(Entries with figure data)
▼▼▼
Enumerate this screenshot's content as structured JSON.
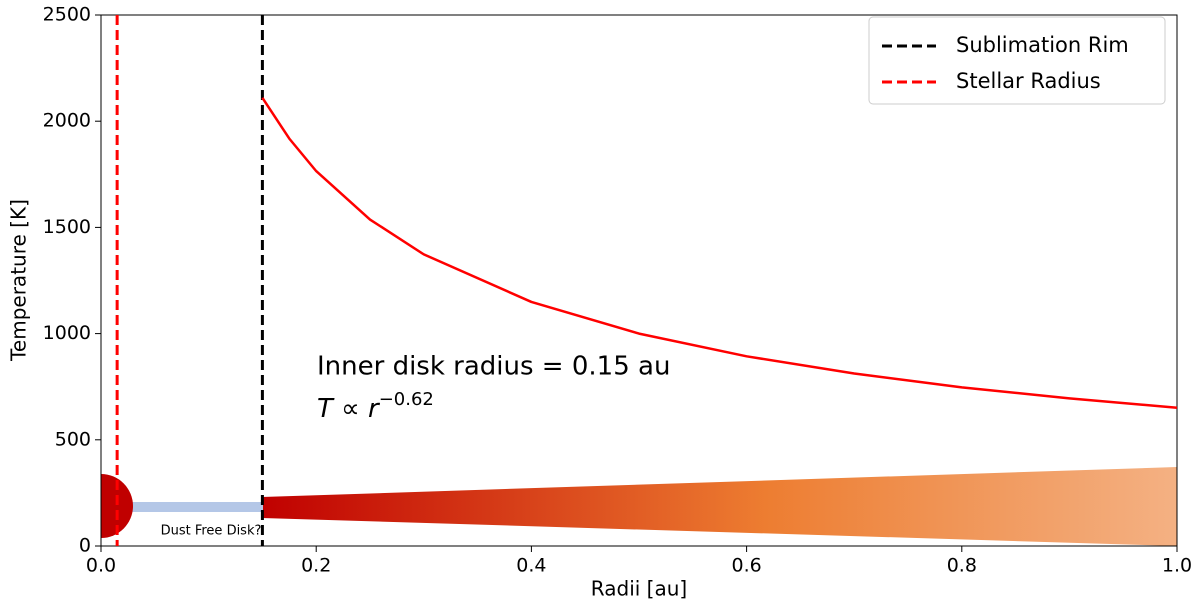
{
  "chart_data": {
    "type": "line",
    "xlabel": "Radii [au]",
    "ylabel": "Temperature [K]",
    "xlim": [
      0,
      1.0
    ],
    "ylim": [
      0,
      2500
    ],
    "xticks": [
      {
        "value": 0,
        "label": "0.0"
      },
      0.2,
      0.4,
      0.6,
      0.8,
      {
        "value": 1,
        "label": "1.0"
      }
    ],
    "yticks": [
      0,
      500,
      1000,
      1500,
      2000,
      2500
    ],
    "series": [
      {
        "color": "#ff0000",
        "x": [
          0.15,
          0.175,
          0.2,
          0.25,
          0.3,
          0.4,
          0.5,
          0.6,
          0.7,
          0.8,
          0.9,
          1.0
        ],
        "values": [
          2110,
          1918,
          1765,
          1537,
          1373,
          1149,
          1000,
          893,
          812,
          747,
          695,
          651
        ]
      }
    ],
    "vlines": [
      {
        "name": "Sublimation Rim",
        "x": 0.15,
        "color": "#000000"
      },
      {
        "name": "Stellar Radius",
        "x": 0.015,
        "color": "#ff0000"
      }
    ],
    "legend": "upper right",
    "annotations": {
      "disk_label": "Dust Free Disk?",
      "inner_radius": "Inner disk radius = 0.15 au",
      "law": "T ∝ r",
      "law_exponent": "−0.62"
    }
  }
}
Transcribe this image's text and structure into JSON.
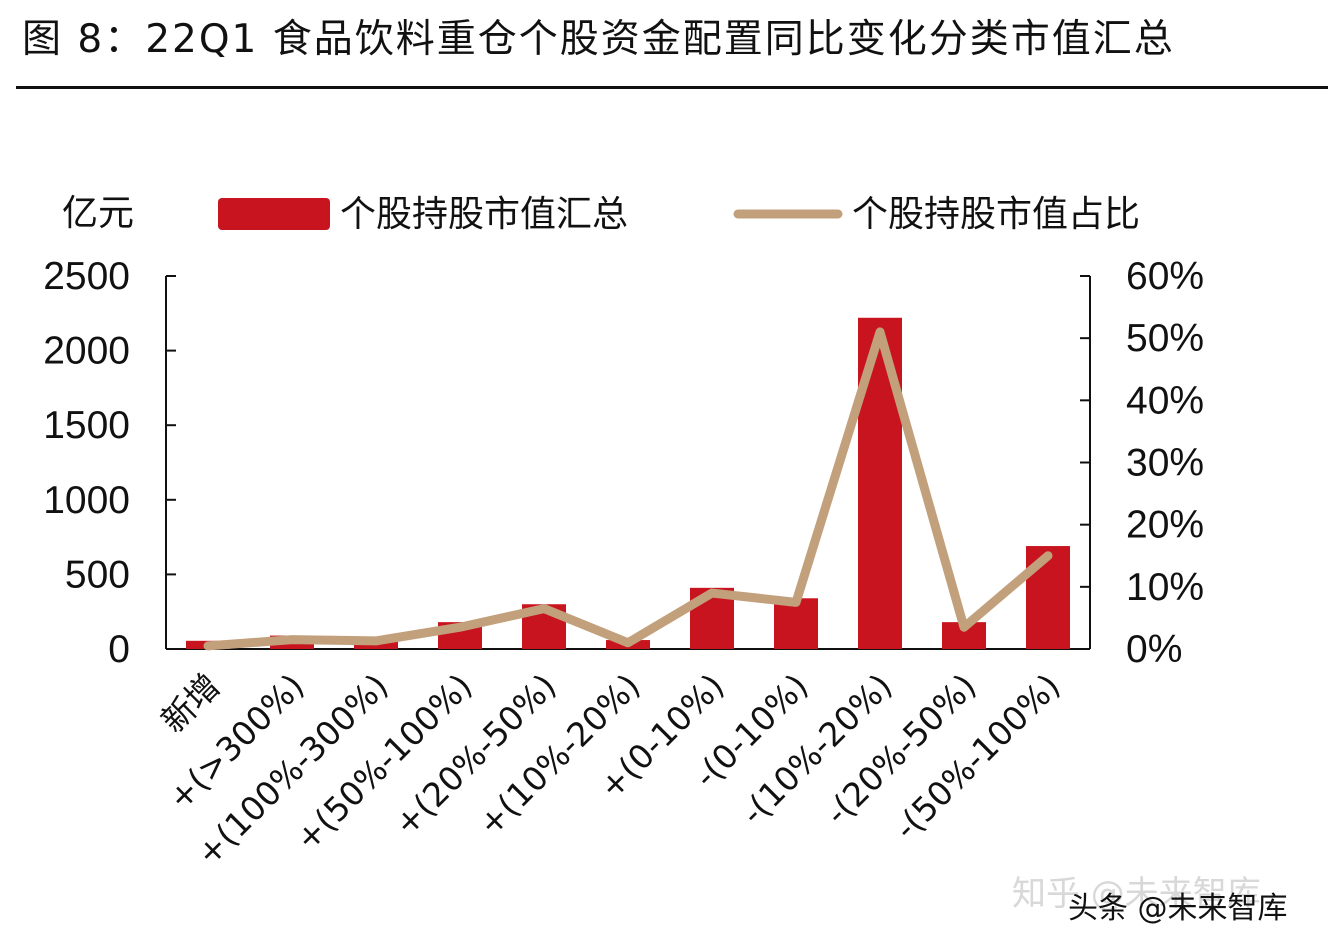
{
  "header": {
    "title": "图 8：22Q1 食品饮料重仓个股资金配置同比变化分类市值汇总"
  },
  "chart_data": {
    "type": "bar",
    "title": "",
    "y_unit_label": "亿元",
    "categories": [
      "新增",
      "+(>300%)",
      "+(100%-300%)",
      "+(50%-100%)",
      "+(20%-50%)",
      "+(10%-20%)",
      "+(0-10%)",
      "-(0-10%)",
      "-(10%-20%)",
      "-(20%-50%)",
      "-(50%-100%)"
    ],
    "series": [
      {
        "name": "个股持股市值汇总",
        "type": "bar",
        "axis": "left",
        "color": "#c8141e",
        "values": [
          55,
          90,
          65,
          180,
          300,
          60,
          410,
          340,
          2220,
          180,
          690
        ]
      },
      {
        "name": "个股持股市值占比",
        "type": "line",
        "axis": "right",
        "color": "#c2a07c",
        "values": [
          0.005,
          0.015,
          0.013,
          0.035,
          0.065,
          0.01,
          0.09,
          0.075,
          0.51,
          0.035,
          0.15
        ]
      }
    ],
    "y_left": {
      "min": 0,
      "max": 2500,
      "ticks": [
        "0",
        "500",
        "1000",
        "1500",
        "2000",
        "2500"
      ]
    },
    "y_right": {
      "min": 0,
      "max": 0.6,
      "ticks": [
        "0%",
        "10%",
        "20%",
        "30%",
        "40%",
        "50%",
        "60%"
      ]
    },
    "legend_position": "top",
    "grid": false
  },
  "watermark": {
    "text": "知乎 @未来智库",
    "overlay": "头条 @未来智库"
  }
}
▲▲▲
Stated goal:
Without including any picture, repeat the data exactly.

Answer to this problem:
Enumerate this screenshot's content as structured JSON.
{
  "chart_data": {
    "type": "line",
    "xlabel": "Radii [au]",
    "ylabel": "Temperature [K]",
    "xlim": [
      0,
      1.0
    ],
    "ylim": [
      0,
      2500
    ],
    "xticks": [
      {
        "value": 0,
        "label": "0.0"
      },
      0.2,
      0.4,
      0.6,
      0.8,
      {
        "value": 1,
        "label": "1.0"
      }
    ],
    "yticks": [
      0,
      500,
      1000,
      1500,
      2000,
      2500
    ],
    "series": [
      {
        "color": "#ff0000",
        "x": [
          0.15,
          0.175,
          0.2,
          0.25,
          0.3,
          0.4,
          0.5,
          0.6,
          0.7,
          0.8,
          0.9,
          1.0
        ],
        "values": [
          2110,
          1918,
          1765,
          1537,
          1373,
          1149,
          1000,
          893,
          812,
          747,
          695,
          651
        ]
      }
    ],
    "vlines": [
      {
        "name": "Sublimation Rim",
        "x": 0.15,
        "color": "#000000"
      },
      {
        "name": "Stellar Radius",
        "x": 0.015,
        "color": "#ff0000"
      }
    ],
    "legend": "upper right",
    "annotations": {
      "disk_label": "Dust Free Disk?",
      "inner_radius": "Inner disk radius = 0.15 au",
      "law": "T ∝ r",
      "law_exponent": "−0.62"
    }
  }
}
Transcribe this image's text and structure into JSON.
{
  "header": {
    "title": "图 8：22Q1 食品饮料重仓个股资金配置同比变化分类市值汇总"
  },
  "chart_data": {
    "type": "bar",
    "title": "",
    "y_unit_label": "亿元",
    "categories": [
      "新增",
      "+(>300%)",
      "+(100%-300%)",
      "+(50%-100%)",
      "+(20%-50%)",
      "+(10%-20%)",
      "+(0-10%)",
      "-(0-10%)",
      "-(10%-20%)",
      "-(20%-50%)",
      "-(50%-100%)"
    ],
    "series": [
      {
        "name": "个股持股市值汇总",
        "type": "bar",
        "axis": "left",
        "color": "#c8141e",
        "values": [
          55,
          90,
          65,
          180,
          300,
          60,
          410,
          340,
          2220,
          180,
          690
        ]
      },
      {
        "name": "个股持股市值占比",
        "type": "line",
        "axis": "right",
        "color": "#c2a07c",
        "values": [
          0.005,
          0.015,
          0.013,
          0.035,
          0.065,
          0.01,
          0.09,
          0.075,
          0.51,
          0.035,
          0.15
        ]
      }
    ],
    "y_left": {
      "min": 0,
      "max": 2500,
      "ticks": [
        "0",
        "500",
        "1000",
        "1500",
        "2000",
        "2500"
      ]
    },
    "y_right": {
      "min": 0,
      "max": 0.6,
      "ticks": [
        "0%",
        "10%",
        "20%",
        "30%",
        "40%",
        "50%",
        "60%"
      ]
    },
    "legend_position": "top",
    "grid": false
  },
  "watermark": {
    "text": "知乎 @未来智库",
    "overlay": "头条 @未来智库"
  }
}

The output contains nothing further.